Data excerpts:
--- begin ---
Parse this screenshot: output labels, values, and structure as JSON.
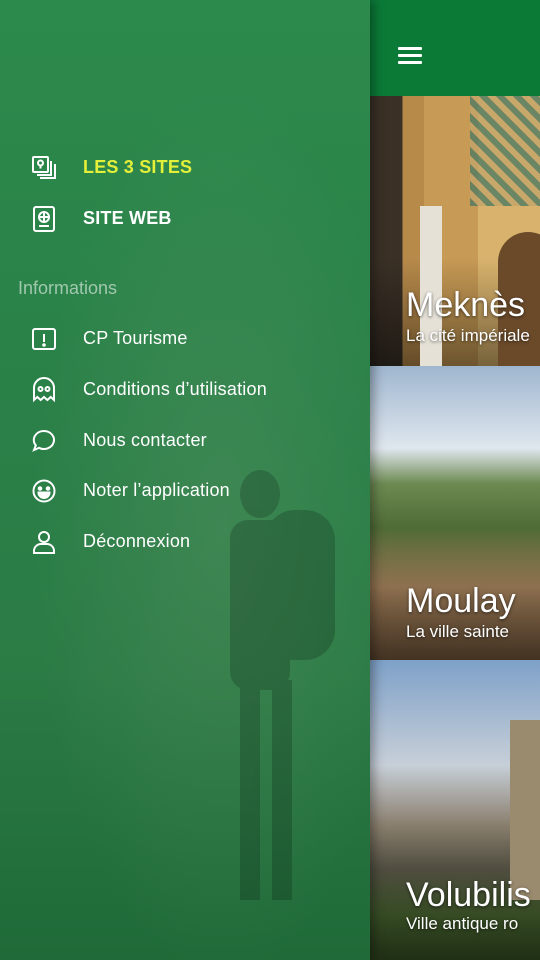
{
  "drawer": {
    "primary_items": [
      {
        "label": "LES 3 SITES",
        "icon": "map-pages-icon",
        "active": true
      },
      {
        "label": "SITE WEB",
        "icon": "passport-icon",
        "active": false
      }
    ],
    "section_header": "Informations",
    "info_items": [
      {
        "label": "CP Tourisme",
        "icon": "alert-box-icon"
      },
      {
        "label": "Conditions d’utilisation",
        "icon": "ghost-icon"
      },
      {
        "label": "Nous contacter",
        "icon": "chat-bubble-icon"
      },
      {
        "label": "Noter l’application",
        "icon": "smiley-icon"
      },
      {
        "label": "Déconnexion",
        "icon": "user-icon"
      }
    ],
    "active_color": "#e4ef3a"
  },
  "app": {
    "menu_icon": "hamburger-menu-icon",
    "sites": [
      {
        "title": "Meknès",
        "subtitle": "La cité impériale"
      },
      {
        "title": "Moulay",
        "subtitle": "La ville sainte"
      },
      {
        "title": "Volubilis",
        "subtitle": "Ville antique ro"
      }
    ]
  }
}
--- end ---
Every record above should come back exactly, but without its pictures.

▶ _Reply_:
Parse this screenshot: output labels, values, and structure as JSON.
{
  "drawer": {
    "primary_items": [
      {
        "label": "LES 3 SITES",
        "icon": "map-pages-icon",
        "active": true
      },
      {
        "label": "SITE WEB",
        "icon": "passport-icon",
        "active": false
      }
    ],
    "section_header": "Informations",
    "info_items": [
      {
        "label": "CP Tourisme",
        "icon": "alert-box-icon"
      },
      {
        "label": "Conditions d’utilisation",
        "icon": "ghost-icon"
      },
      {
        "label": "Nous contacter",
        "icon": "chat-bubble-icon"
      },
      {
        "label": "Noter l’application",
        "icon": "smiley-icon"
      },
      {
        "label": "Déconnexion",
        "icon": "user-icon"
      }
    ],
    "active_color": "#e4ef3a"
  },
  "app": {
    "menu_icon": "hamburger-menu-icon",
    "sites": [
      {
        "title": "Meknès",
        "subtitle": "La cité impériale"
      },
      {
        "title": "Moulay",
        "subtitle": "La ville sainte"
      },
      {
        "title": "Volubilis",
        "subtitle": "Ville antique ro"
      }
    ]
  }
}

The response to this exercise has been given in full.